#### [THE PROBLEM]
The records that follow must be repeated verbatim, every one of them.

#### [Collected data]
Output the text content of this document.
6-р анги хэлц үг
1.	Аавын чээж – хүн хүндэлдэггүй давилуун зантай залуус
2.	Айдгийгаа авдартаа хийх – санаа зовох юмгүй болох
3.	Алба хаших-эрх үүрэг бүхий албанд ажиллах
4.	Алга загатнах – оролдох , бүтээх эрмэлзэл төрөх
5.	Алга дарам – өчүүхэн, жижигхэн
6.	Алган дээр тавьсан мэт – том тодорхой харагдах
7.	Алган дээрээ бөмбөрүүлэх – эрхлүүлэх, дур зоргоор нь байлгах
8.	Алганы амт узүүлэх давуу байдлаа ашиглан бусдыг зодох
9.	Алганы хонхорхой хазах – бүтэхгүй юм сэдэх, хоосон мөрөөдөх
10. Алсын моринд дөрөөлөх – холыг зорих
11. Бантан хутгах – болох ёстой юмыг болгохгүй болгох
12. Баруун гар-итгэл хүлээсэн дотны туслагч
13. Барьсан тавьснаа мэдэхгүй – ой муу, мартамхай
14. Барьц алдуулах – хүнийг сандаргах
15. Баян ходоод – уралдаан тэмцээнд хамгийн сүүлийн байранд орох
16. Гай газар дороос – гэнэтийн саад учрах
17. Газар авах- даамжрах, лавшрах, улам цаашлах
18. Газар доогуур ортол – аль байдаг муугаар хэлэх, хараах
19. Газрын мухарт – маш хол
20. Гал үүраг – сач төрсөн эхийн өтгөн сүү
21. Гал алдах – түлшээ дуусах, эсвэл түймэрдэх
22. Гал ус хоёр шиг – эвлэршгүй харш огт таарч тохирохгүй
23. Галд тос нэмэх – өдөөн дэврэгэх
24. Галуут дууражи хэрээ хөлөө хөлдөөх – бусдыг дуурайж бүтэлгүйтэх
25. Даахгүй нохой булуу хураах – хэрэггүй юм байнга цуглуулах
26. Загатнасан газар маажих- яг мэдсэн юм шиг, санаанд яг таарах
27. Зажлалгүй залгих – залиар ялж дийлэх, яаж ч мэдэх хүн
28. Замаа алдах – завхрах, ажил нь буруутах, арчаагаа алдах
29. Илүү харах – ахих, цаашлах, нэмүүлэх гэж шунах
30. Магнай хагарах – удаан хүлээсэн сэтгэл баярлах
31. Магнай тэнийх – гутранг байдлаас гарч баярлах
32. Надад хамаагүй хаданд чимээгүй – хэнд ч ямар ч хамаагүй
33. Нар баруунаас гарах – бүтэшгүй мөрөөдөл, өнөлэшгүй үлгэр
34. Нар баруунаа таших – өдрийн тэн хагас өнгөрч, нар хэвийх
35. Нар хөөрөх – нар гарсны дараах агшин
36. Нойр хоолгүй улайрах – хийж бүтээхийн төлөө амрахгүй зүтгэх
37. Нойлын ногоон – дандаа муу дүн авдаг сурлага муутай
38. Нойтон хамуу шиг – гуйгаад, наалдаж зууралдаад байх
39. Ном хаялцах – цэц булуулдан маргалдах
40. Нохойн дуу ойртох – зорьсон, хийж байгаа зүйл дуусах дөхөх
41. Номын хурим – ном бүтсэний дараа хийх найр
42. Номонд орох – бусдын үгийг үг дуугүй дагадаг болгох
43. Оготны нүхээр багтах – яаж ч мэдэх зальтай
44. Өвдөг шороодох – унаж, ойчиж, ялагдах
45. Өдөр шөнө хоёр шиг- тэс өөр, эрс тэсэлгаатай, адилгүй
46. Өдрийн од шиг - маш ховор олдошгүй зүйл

#### [REPLY]
Output the text content of this document.
6-р анги хэлц үг
1.	Аавын чээж – хүн хүндэлдэггүй давилуун зантай залуус
2.	Айдгийгаа авдартаа хийх – санаа зовох юмгүй болох
3.	Алба хаших-эрх үүрэг бүхий албанд ажиллах
4.	Алга загатнах – оролдох , бүтээх эрмэлзэл төрөх
5.	Алга дарам – өчүүхэн, жижигхэн
6.	Алган дээр тавьсан мэт – том тодорхой харагдах
7.	Алган дээрээ бөмбөрүүлэх – эрхлүүлэх, дур зоргоор нь байлгах
8.	Алганы амт узүүлэх давуу байдлаа ашиглан бусдыг зодох
9.	Алганы хонхорхой хазах – бүтэхгүй юм сэдэх, хоосон мөрөөдөх
10. Алсын моринд дөрөөлөх – холыг зорих
11. Бантан хутгах – болох ёстой юмыг болгохгүй болгох
12. Баруун гар-итгэл хүлээсэн дотны туслагч
13. Барьсан тавьснаа мэдэхгүй – ой муу, мартамхай
14. Барьц алдуулах – хүнийг сандаргах
15. Баян ходоод – уралдаан тэмцээнд хамгийн сүүлийн байранд орох
16. Гай газар дороос – гэнэтийн саад учрах
17. Газар авах- даамжрах, лавшрах, улам цаашлах
18. Газар доогуур ортол – аль байдаг муугаар хэлэх, хараах
19. Газрын мухарт – маш хол
20. Гал үүраг – сач төрсөн эхийн өтгөн сүү
21. Гал алдах – түлшээ дуусах, эсвэл түймэрдэх
22. Гал ус хоёр шиг – эвлэршгүй харш огт таарч тохирохгүй
23. Галд тос нэмэх – өдөөн дэврэгэх
24. Галуут дууражи хэрээ хөлөө хөлдөөх – бусдыг дуурайж бүтэлгүйтэх
25. Даахгүй нохой булуу хураах – хэрэггүй юм байнга цуглуулах
26. Загатнасан газар маажих- яг мэдсэн юм шиг, санаанд яг таарах
27. Зажлалгүй залгих – залиар ялж дийлэх, яаж ч мэдэх хүн
28. Замаа алдах – завхрах, ажил нь буруутах, арчаагаа алдах
29. Илүү харах – ахих, цаашлах, нэмүүлэх гэж шунах
30. Магнай хагарах – удаан хүлээсэн сэтгэл баярлах
31. Магнай тэнийх – гутранг байдлаас гарч баярлах
32. Надад хамаагүй хаданд чимээгүй – хэнд ч ямар ч хамаагүй
33. Нар баруунаас гарах – бүтэшгүй мөрөөдөл, өнөлэшгүй үлгэр
34. Нар баруунаа таших – өдрийн тэн хагас өнгөрч, нар хэвийх
35. Нар хөөрөх – нар гарсны дараах агшин
36. Нойр хоолгүй улайрах – хийж бүтээхийн төлөө амрахгүй зүтгэх
37. Нойлын ногоон – дандаа муу дүн авдаг сурлага муутай
38. Нойтон хамуу шиг – гуйгаад, наалдаж зууралдаад байх
39. Ном хаялцах – цэц булуулдан маргалдах
40. Нохойн дуу ойртох – зорьсон, хийж байгаа зүйл дуусах дөхөх
41. Номын хурим – ном бүтсэний дараа хийх найр
42. Номонд орох – бусдын үгийг үг дуугүй дагадаг болгох
43. Оготны нүхээр багтах – яаж ч мэдэх зальтай
44. Өвдөг шороодох – унаж, ойчиж, ялагдах
45. Өдөр шөнө хоёр шиг- тэс өөр, эрс тэсэлгаатай, адилгүй
46. Өдрийн од шиг - маш ховор олдошгүй зүйл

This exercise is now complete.